Dataset entries =>
START
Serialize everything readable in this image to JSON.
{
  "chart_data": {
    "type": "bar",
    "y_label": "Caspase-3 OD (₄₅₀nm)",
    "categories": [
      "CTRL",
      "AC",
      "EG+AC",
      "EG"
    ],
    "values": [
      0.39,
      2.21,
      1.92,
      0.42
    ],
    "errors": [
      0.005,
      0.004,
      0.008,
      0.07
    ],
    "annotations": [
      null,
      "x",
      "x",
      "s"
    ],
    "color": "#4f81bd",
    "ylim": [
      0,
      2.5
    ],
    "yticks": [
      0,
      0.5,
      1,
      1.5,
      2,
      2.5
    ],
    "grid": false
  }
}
END
Exercise requirements => Word for word, quote all of the data above.

Solved exercise =>
Serialize everything readable in this image to JSON.
{
  "chart_data": {
    "type": "bar",
    "y_label": "Caspase-3 OD (₄₅₀nm)",
    "categories": [
      "CTRL",
      "AC",
      "EG+AC",
      "EG"
    ],
    "values": [
      0.39,
      2.21,
      1.92,
      0.42
    ],
    "errors": [
      0.005,
      0.004,
      0.008,
      0.07
    ],
    "annotations": [
      null,
      "x",
      "x",
      "s"
    ],
    "color": "#4f81bd",
    "ylim": [
      0,
      2.5
    ],
    "yticks": [
      0,
      0.5,
      1,
      1.5,
      2,
      2.5
    ],
    "grid": false
  }
}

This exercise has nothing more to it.